■ DIRECTION
Would you retype all of these records exactly?

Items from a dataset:
━━━━━━━━━━━━━━━━━━━━━━━━━━━━━━
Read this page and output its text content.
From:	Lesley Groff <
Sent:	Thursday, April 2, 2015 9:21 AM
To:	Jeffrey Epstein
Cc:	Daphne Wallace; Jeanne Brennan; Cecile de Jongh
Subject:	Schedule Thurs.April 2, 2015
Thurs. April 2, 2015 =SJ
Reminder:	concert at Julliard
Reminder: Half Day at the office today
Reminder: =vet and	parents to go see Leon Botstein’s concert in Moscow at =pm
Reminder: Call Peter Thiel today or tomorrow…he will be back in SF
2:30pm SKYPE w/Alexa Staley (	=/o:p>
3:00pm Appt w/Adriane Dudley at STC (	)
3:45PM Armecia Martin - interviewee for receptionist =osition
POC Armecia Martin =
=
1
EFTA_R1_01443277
━━━━━━━━━━━━━━━━━━━━━━━━━━━━━━
■ EXERCISE RESULT
Read this page and output its text content.
From:	Lesley Groff <
Sent:	Thursday, April 2, 2015 9:21 AM
To:	Jeffrey Epstein
Cc:	Daphne Wallace; Jeanne Brennan; Cecile de Jongh
Subject:	Schedule Thurs.April 2, 2015
Thurs. April 2, 2015 =SJ
Reminder:	concert at Julliard
Reminder: Half Day at the office today
Reminder: =vet and	parents to go see Leon Botstein’s concert in Moscow at =pm
Reminder: Call Peter Thiel today or tomorrow…he will be back in SF
2:30pm SKYPE w/Alexa Staley (	=/o:p>
3:00pm Appt w/Adriane Dudley at STC (	)
3:45PM Armecia Martin - interviewee for receptionist =osition
POC Armecia Martin =
=
1
EFTA_R1_01443277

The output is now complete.